* _Exercise materials_
________________________
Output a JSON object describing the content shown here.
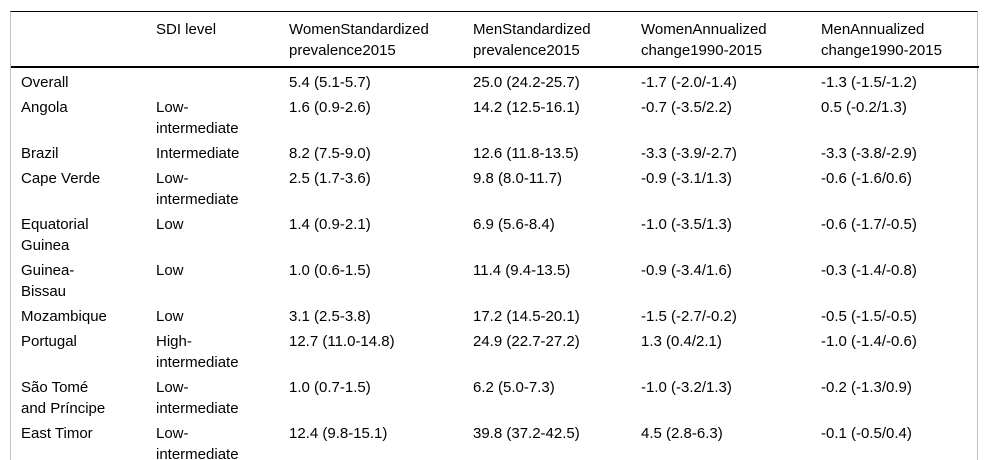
{
  "colors": {
    "background": "#ffffff",
    "text": "#000000",
    "rule": "#000000",
    "side_border": "#c4c4c4"
  },
  "table": {
    "columns": [
      {
        "key": "country",
        "label": ""
      },
      {
        "key": "sdi",
        "label": "SDI level"
      },
      {
        "key": "women_std",
        "label": "WomenStandardized\nprevalence2015"
      },
      {
        "key": "men_std",
        "label": "MenStandardized\nprevalence2015"
      },
      {
        "key": "women_ann",
        "label": "WomenAnnualized\nchange1990-2015"
      },
      {
        "key": "men_ann",
        "label": "MenAnnualized\nchange1990-2015"
      }
    ],
    "rows": [
      {
        "country": "Overall",
        "sdi": "",
        "women_std": "5.4 (5.1-5.7)",
        "men_std": "25.0 (24.2-25.7)",
        "women_ann": "-1.7 (-2.0/-1.4)",
        "men_ann": "-1.3 (-1.5/-1.2)"
      },
      {
        "country": "Angola",
        "sdi": "Low-\nintermediate",
        "women_std": "1.6 (0.9-2.6)",
        "men_std": "14.2 (12.5-16.1)",
        "women_ann": "-0.7 (-3.5/2.2)",
        "men_ann": "0.5 (-0.2/1.3)"
      },
      {
        "country": "Brazil",
        "sdi": "Intermediate",
        "women_std": "8.2 (7.5-9.0)",
        "men_std": "12.6 (11.8-13.5)",
        "women_ann": "-3.3 (-3.9/-2.7)",
        "men_ann": "-3.3 (-3.8/-2.9)"
      },
      {
        "country": "Cape Verde",
        "sdi": "Low-\nintermediate",
        "women_std": "2.5 (1.7-3.6)",
        "men_std": "9.8 (8.0-11.7)",
        "women_ann": "-0.9 (-3.1/1.3)",
        "men_ann": "-0.6 (-1.6/0.6)"
      },
      {
        "country": "Equatorial\nGuinea",
        "sdi": "Low",
        "women_std": "1.4 (0.9-2.1)",
        "men_std": "6.9 (5.6-8.4)",
        "women_ann": "-1.0 (-3.5/1.3)",
        "men_ann": "-0.6 (-1.7/-0.5)"
      },
      {
        "country": "Guinea-\nBissau",
        "sdi": "Low",
        "women_std": "1.0 (0.6-1.5)",
        "men_std": "11.4 (9.4-13.5)",
        "women_ann": "-0.9 (-3.4/1.6)",
        "men_ann": "-0.3 (-1.4/-0.8)"
      },
      {
        "country": "Mozambique",
        "sdi": "Low",
        "women_std": "3.1 (2.5-3.8)",
        "men_std": "17.2 (14.5-20.1)",
        "women_ann": "-1.5 (-2.7/-0.2)",
        "men_ann": "-0.5 (-1.5/-0.5)"
      },
      {
        "country": "Portugal",
        "sdi": "High-\nintermediate",
        "women_std": "12.7 (11.0-14.8)",
        "men_std": "24.9 (22.7-27.2)",
        "women_ann": "1.3 (0.4/2.1)",
        "men_ann": "-1.0 (-1.4/-0.6)"
      },
      {
        "country": "São Tomé\nand Príncipe",
        "sdi": "Low-\nintermediate",
        "women_std": "1.0 (0.7-1.5)",
        "men_std": "6.2 (5.0-7.3)",
        "women_ann": "-1.0 (-3.2/1.3)",
        "men_ann": "-0.2 (-1.3/0.9)"
      },
      {
        "country": "East Timor",
        "sdi": "Low-\nintermediate",
        "women_std": "12.4 (9.8-15.1)",
        "men_std": "39.8 (37.2-42.5)",
        "women_ann": "4.5 (2.8-6.3)",
        "men_ann": "-0.1 (-0.5/0.4)"
      }
    ]
  }
}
________________________
* _What the exercise asks_
Reproduce every entry word for word, but skip any pictures.

* _Written answer_
Output a JSON object describing the content shown here.
{
  "colors": {
    "background": "#ffffff",
    "text": "#000000",
    "rule": "#000000",
    "side_border": "#c4c4c4"
  },
  "table": {
    "columns": [
      {
        "key": "country",
        "label": ""
      },
      {
        "key": "sdi",
        "label": "SDI level"
      },
      {
        "key": "women_std",
        "label": "WomenStandardized\nprevalence2015"
      },
      {
        "key": "men_std",
        "label": "MenStandardized\nprevalence2015"
      },
      {
        "key": "women_ann",
        "label": "WomenAnnualized\nchange1990-2015"
      },
      {
        "key": "men_ann",
        "label": "MenAnnualized\nchange1990-2015"
      }
    ],
    "rows": [
      {
        "country": "Overall",
        "sdi": "",
        "women_std": "5.4 (5.1-5.7)",
        "men_std": "25.0 (24.2-25.7)",
        "women_ann": "-1.7 (-2.0/-1.4)",
        "men_ann": "-1.3 (-1.5/-1.2)"
      },
      {
        "country": "Angola",
        "sdi": "Low-\nintermediate",
        "women_std": "1.6 (0.9-2.6)",
        "men_std": "14.2 (12.5-16.1)",
        "women_ann": "-0.7 (-3.5/2.2)",
        "men_ann": "0.5 (-0.2/1.3)"
      },
      {
        "country": "Brazil",
        "sdi": "Intermediate",
        "women_std": "8.2 (7.5-9.0)",
        "men_std": "12.6 (11.8-13.5)",
        "women_ann": "-3.3 (-3.9/-2.7)",
        "men_ann": "-3.3 (-3.8/-2.9)"
      },
      {
        "country": "Cape Verde",
        "sdi": "Low-\nintermediate",
        "women_std": "2.5 (1.7-3.6)",
        "men_std": "9.8 (8.0-11.7)",
        "women_ann": "-0.9 (-3.1/1.3)",
        "men_ann": "-0.6 (-1.6/0.6)"
      },
      {
        "country": "Equatorial\nGuinea",
        "sdi": "Low",
        "women_std": "1.4 (0.9-2.1)",
        "men_std": "6.9 (5.6-8.4)",
        "women_ann": "-1.0 (-3.5/1.3)",
        "men_ann": "-0.6 (-1.7/-0.5)"
      },
      {
        "country": "Guinea-\nBissau",
        "sdi": "Low",
        "women_std": "1.0 (0.6-1.5)",
        "men_std": "11.4 (9.4-13.5)",
        "women_ann": "-0.9 (-3.4/1.6)",
        "men_ann": "-0.3 (-1.4/-0.8)"
      },
      {
        "country": "Mozambique",
        "sdi": "Low",
        "women_std": "3.1 (2.5-3.8)",
        "men_std": "17.2 (14.5-20.1)",
        "women_ann": "-1.5 (-2.7/-0.2)",
        "men_ann": "-0.5 (-1.5/-0.5)"
      },
      {
        "country": "Portugal",
        "sdi": "High-\nintermediate",
        "women_std": "12.7 (11.0-14.8)",
        "men_std": "24.9 (22.7-27.2)",
        "women_ann": "1.3 (0.4/2.1)",
        "men_ann": "-1.0 (-1.4/-0.6)"
      },
      {
        "country": "São Tomé\nand Príncipe",
        "sdi": "Low-\nintermediate",
        "women_std": "1.0 (0.7-1.5)",
        "men_std": "6.2 (5.0-7.3)",
        "women_ann": "-1.0 (-3.2/1.3)",
        "men_ann": "-0.2 (-1.3/0.9)"
      },
      {
        "country": "East Timor",
        "sdi": "Low-\nintermediate",
        "women_std": "12.4 (9.8-15.1)",
        "men_std": "39.8 (37.2-42.5)",
        "women_ann": "4.5 (2.8-6.3)",
        "men_ann": "-0.1 (-0.5/0.4)"
      }
    ]
  }
}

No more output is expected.